▶ _GIVEN EXERCISE_: Write out all lines holding the word "χώρια".

▶ _DATASET ROWS_:

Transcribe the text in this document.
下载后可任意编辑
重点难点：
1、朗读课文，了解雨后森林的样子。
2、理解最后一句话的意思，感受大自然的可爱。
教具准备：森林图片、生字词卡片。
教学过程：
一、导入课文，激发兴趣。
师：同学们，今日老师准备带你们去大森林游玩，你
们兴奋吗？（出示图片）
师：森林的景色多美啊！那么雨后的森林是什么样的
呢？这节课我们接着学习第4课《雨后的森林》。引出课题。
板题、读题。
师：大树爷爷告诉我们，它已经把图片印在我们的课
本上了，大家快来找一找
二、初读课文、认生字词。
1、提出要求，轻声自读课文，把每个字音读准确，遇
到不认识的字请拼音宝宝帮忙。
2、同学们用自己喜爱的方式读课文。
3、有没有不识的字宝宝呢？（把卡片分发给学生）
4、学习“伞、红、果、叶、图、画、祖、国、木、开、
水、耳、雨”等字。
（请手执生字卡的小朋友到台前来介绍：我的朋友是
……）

---

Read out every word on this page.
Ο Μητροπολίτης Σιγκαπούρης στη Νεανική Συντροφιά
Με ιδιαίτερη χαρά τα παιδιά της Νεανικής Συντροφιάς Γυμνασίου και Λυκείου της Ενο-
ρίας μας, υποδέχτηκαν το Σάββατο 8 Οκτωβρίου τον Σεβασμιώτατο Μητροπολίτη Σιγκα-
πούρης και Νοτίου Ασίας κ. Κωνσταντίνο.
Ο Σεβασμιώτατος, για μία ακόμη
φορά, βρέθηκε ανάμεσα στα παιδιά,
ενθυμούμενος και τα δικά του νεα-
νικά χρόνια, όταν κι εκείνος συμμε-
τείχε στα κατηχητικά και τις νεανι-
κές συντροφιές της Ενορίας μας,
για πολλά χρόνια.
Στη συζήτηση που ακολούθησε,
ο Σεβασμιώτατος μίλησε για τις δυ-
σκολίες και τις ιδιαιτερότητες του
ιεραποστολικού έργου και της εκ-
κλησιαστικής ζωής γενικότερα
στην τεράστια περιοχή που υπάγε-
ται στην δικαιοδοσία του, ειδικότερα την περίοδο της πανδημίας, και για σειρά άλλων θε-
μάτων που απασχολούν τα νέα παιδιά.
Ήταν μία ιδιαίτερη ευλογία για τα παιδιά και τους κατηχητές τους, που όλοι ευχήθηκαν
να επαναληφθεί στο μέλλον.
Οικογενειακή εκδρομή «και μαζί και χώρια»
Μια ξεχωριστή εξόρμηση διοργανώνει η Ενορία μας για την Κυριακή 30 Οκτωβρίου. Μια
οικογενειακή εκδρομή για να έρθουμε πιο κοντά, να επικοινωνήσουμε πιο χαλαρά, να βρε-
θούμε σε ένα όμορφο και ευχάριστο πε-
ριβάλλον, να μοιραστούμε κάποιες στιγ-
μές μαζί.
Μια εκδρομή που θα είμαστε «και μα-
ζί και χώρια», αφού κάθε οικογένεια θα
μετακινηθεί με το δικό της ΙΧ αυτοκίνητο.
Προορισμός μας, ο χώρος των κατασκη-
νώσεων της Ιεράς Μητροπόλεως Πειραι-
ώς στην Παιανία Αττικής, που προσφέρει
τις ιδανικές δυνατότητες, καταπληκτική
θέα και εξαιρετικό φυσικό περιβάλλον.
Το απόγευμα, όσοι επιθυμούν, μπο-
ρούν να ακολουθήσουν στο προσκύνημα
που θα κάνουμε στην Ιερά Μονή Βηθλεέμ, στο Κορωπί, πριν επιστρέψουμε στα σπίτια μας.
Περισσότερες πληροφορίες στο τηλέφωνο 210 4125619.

▶ _RESPONSE FOR THIS EXERCISE_:
Οικογενειακή εκδρομή «και μαζί και χώρια»
ζί και χώρια», αφού κάθε οικογένεια θα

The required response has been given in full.